## [Aim]
Produce an updated version of the exhibition review's passage starting at "Richard Bottwin’s wall" and ending at "implied physical gesture.", with "plywood" changed to "birch".

## [Document excerpt]
----------

Sylvia Schwartz at ODETTA, photo courtesy: Jeanette May
The Bauhaus impacted the way we perceive fine art’s relationship to craft, design, architecture, and industrial material. Founded in 1919 by the architect Walter Gropius in Weimar, the Bauhaus’ vision was both radical and utopian: a union of art and design into a single creative expression, creating useful and beautiful objects that fit modern industrial life with particular emphasis on designing for mass production; thus paving the way to later 20th century artists. “Bauhaus Babies” at ODETTA brings together three contemporary artists, whose works relate in some way to the Bauhaus spirit; altogether their work is peppered with a 21st century spin on randomness and chance.
Richard Bottwin’s wall sculptures draw most directly upon Bauhaus architecture and functional objects. His reductive plywood surfaces, laminated or painted with acrylic, are configured to invite the viewer to reinterpret the modernist vocabulary of simple constructions. “Blue Beam,” an elongated narrow sculpture stands out. This predominantly blue structure surprises the viewer with unusual angles and stretched form, on the whole evoking a sense of disorientation, floating, and implied physical gesture.

----------

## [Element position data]
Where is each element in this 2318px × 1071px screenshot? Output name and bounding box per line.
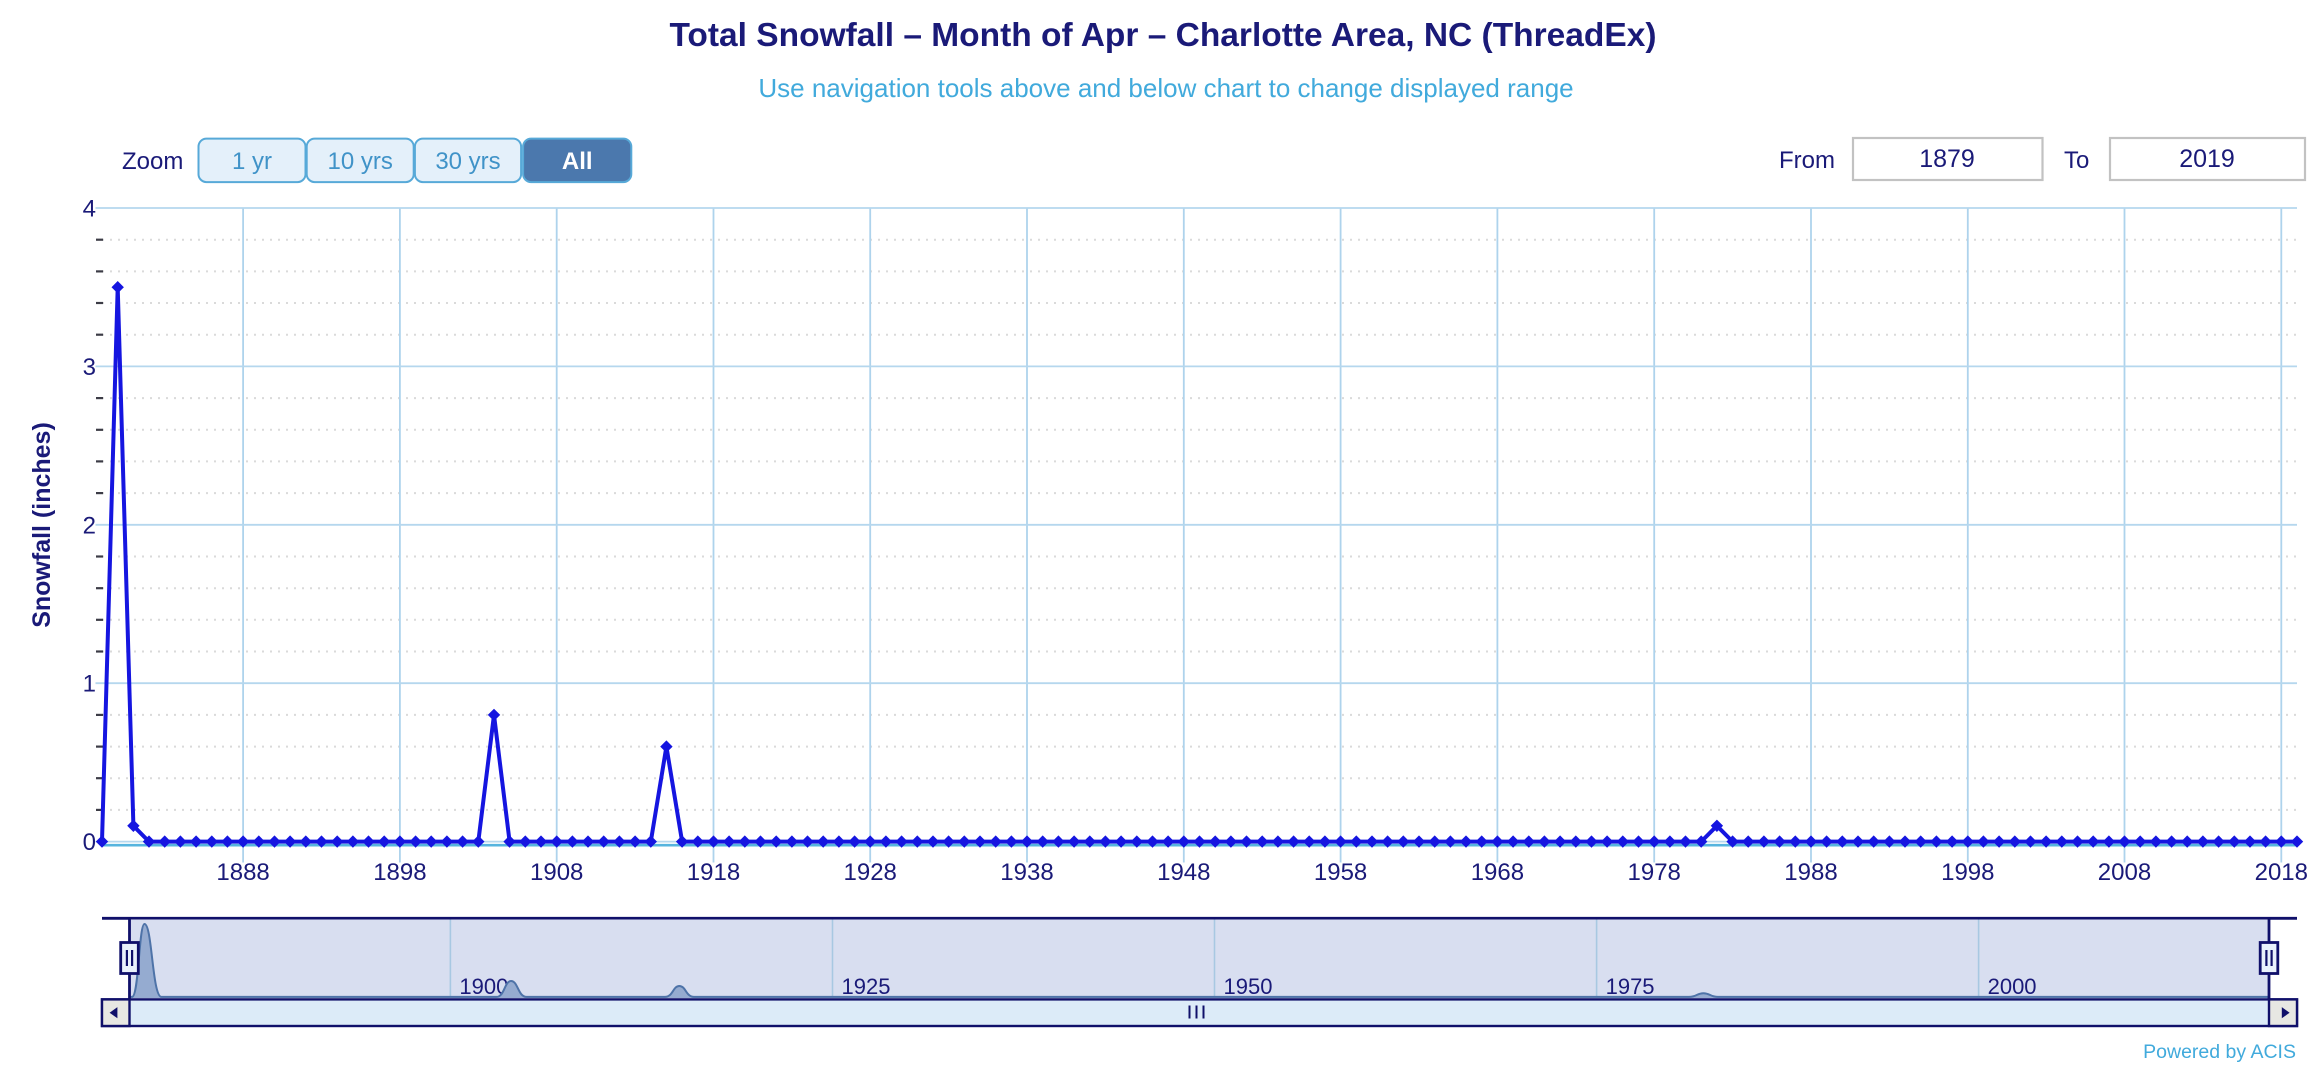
svg-text:1 yr: 1 yr bbox=[232, 148, 272, 175]
svg-text:10 yrs: 10 yrs bbox=[328, 148, 393, 175]
svg-text:Snowfall (inches): Snowfall (inches) bbox=[28, 422, 56, 628]
svg-text:1978: 1978 bbox=[1628, 859, 1681, 886]
svg-text:1879: 1879 bbox=[1919, 145, 1975, 173]
svg-text:From: From bbox=[1779, 147, 1835, 174]
svg-text:1908: 1908 bbox=[530, 859, 583, 886]
svg-text:1975: 1975 bbox=[1606, 974, 1655, 999]
svg-text:1958: 1958 bbox=[1314, 859, 1367, 886]
svg-text:4: 4 bbox=[83, 196, 96, 223]
svg-text:1988: 1988 bbox=[1784, 859, 1837, 886]
svg-text:Total Snowfall – Month of Apr: Total Snowfall – Month of Apr – Charlott… bbox=[669, 17, 1656, 54]
svg-text:Use navigation tools above and: Use navigation tools above and below cha… bbox=[758, 73, 1573, 103]
svg-text:1888: 1888 bbox=[216, 859, 269, 886]
svg-text:2000: 2000 bbox=[1988, 974, 2037, 999]
svg-text:1950: 1950 bbox=[1224, 974, 1273, 999]
svg-text:1968: 1968 bbox=[1471, 859, 1524, 886]
svg-text:1928: 1928 bbox=[844, 859, 897, 886]
svg-text:1998: 1998 bbox=[1941, 859, 1994, 886]
svg-text:0: 0 bbox=[83, 829, 96, 856]
svg-text:1948: 1948 bbox=[1157, 859, 1210, 886]
svg-text:To: To bbox=[2064, 147, 2089, 174]
svg-text:All: All bbox=[562, 148, 593, 175]
svg-text:2: 2 bbox=[83, 512, 96, 539]
svg-text:2019: 2019 bbox=[2179, 145, 2235, 173]
svg-text:Powered by ACIS: Powered by ACIS bbox=[2143, 1041, 2296, 1063]
svg-text:30 yrs: 30 yrs bbox=[435, 148, 500, 175]
svg-text:1925: 1925 bbox=[842, 974, 891, 999]
svg-text:1938: 1938 bbox=[1000, 859, 1053, 886]
svg-text:Zoom: Zoom bbox=[122, 148, 183, 175]
svg-text:3: 3 bbox=[83, 354, 96, 381]
svg-text:1918: 1918 bbox=[687, 859, 740, 886]
svg-text:1: 1 bbox=[83, 671, 96, 698]
svg-text:2018: 2018 bbox=[2255, 859, 2308, 886]
svg-text:2008: 2008 bbox=[2098, 859, 2151, 886]
svg-text:1898: 1898 bbox=[373, 859, 426, 886]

----------

## [Solution for this problem]
Richard Bottwin’s wall sculptures draw most directly upon Bauhaus architecture and functional objects. His reductive birch surfaces, laminated or painted with acrylic, are configured to invite the viewer to reinterpret the modernist vocabulary of simple constructions. “Blue Beam,” an elongated narrow sculpture stands out. This predominantly blue structure surprises the viewer with unusual angles and stretched form, on the whole evoking a sense of disorientation, floating, and implied physical gesture.